▸ SUPPLIED RECORDS
* start *

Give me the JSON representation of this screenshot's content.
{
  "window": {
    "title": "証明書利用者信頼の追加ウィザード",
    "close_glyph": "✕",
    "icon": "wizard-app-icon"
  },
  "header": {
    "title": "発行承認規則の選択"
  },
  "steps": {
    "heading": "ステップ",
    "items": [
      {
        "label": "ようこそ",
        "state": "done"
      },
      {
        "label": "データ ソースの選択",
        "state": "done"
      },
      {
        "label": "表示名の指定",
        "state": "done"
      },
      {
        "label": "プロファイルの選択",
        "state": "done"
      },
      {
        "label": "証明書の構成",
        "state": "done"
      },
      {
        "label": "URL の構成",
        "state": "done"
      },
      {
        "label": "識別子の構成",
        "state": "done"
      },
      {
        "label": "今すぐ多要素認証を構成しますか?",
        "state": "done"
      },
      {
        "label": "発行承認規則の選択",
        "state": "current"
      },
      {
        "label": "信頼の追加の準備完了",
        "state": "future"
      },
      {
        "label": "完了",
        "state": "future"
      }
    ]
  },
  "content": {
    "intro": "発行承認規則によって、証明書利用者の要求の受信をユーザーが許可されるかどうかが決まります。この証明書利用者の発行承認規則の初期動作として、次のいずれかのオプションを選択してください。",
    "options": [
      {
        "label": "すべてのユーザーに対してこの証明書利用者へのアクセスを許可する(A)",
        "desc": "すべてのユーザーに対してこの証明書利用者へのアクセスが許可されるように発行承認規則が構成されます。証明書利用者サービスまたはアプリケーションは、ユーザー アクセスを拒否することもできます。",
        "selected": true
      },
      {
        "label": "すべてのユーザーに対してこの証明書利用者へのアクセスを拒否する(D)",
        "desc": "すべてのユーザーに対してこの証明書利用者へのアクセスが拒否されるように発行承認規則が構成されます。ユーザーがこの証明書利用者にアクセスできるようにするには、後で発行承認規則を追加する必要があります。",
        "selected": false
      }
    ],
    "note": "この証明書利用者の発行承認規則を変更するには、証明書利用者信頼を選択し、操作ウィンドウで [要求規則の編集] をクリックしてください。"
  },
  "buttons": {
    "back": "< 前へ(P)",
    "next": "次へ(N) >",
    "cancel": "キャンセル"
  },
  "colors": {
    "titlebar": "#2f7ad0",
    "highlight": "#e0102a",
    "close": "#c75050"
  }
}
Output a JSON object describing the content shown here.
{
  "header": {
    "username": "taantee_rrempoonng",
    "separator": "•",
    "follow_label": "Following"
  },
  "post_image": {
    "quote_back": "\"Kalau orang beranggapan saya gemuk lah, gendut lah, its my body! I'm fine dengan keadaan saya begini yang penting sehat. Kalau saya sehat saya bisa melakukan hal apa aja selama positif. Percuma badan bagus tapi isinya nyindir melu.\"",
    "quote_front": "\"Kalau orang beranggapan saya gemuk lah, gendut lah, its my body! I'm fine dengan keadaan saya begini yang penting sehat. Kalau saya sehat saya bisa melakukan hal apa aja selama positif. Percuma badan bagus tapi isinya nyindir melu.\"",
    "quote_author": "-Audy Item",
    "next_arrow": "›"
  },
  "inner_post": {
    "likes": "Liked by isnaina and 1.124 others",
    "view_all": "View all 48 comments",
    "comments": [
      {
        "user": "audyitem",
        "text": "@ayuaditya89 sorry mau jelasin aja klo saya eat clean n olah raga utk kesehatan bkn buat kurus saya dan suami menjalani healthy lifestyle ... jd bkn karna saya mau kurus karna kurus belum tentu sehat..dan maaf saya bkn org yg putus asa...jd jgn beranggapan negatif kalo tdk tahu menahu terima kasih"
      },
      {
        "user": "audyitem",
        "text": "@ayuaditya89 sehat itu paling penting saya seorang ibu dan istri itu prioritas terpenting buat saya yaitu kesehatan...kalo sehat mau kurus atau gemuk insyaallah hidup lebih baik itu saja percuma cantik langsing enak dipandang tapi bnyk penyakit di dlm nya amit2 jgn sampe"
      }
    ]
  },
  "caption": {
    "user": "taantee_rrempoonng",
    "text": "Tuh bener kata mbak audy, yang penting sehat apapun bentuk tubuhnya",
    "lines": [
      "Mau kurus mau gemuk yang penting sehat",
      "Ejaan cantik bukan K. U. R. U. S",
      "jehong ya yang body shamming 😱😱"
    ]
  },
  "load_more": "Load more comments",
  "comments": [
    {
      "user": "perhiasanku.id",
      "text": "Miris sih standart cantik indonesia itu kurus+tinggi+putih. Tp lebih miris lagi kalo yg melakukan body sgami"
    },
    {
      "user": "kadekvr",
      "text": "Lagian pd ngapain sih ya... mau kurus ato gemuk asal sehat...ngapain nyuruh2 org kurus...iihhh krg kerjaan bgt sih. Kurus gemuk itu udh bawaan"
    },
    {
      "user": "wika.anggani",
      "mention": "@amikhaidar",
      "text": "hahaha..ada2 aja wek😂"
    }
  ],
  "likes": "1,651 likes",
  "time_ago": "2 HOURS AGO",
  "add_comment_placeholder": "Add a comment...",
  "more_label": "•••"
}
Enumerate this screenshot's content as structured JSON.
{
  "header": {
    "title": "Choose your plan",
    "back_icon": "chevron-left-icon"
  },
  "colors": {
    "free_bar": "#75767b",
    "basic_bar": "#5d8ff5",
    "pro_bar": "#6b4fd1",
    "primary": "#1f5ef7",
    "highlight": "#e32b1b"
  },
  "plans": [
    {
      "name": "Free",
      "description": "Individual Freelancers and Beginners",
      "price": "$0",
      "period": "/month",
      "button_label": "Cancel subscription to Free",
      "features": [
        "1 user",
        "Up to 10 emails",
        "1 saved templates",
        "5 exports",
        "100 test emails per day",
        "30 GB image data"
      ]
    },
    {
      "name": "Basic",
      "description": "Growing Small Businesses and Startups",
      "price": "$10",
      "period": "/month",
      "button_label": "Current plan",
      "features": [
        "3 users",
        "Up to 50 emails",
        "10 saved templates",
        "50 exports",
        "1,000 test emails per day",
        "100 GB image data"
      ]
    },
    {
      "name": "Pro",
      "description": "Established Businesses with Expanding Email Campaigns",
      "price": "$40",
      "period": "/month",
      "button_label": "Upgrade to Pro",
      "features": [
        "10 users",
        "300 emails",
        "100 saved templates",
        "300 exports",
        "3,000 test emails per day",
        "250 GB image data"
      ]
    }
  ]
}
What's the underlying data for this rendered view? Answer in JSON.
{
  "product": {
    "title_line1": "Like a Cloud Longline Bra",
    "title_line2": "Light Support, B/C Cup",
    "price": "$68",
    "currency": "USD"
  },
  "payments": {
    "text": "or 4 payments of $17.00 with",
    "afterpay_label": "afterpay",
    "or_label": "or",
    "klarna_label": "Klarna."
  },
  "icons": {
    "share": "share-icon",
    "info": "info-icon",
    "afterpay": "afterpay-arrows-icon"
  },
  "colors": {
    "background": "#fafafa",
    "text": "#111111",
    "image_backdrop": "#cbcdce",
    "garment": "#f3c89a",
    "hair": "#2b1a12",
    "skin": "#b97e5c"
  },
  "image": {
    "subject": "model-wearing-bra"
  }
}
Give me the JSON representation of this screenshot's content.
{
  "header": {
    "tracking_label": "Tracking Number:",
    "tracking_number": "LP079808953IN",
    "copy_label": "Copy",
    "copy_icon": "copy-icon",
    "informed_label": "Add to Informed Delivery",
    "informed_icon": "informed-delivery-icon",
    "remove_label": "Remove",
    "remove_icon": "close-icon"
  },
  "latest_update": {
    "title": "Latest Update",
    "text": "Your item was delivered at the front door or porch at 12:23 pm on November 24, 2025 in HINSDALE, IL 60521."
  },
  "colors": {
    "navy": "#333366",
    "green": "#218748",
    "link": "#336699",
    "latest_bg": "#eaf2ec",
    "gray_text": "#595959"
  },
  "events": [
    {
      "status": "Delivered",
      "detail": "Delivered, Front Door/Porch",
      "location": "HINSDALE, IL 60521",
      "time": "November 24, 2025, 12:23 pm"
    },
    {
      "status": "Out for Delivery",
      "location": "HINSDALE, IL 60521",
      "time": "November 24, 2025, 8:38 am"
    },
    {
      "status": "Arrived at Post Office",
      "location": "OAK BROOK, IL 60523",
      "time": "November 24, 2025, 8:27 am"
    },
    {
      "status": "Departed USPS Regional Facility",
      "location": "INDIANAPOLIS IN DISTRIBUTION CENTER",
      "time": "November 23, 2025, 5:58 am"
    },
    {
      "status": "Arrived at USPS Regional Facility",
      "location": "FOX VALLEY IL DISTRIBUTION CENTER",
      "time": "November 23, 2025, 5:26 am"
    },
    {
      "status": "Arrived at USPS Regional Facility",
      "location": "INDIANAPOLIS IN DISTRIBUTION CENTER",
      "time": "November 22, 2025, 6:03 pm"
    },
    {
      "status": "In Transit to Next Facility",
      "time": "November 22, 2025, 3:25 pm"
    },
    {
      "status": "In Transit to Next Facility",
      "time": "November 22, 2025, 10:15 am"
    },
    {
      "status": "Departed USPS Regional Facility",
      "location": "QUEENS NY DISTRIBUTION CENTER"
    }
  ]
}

* end *

Where a line holds "November", copy that line.

    "text": "Your item was delivered at the front door or porch at 12:23 pm on November 24, 2025 in HINSDALE, IL 60521."
      "time": "November 24, 2025, 12:23 pm"
      "time": "November 24, 2025, 8:38 am"
      "time": "November 24, 2025, 8:27 am"
      "time": "November 23, 2025, 5:58 am"
      "time": "November 23, 2025, 5:26 am"
      "time": "November 22, 2025, 6:03 pm"
      "time": "November 22, 2025, 3:25 pm"
      "time": "November 22, 2025, 10:15 am"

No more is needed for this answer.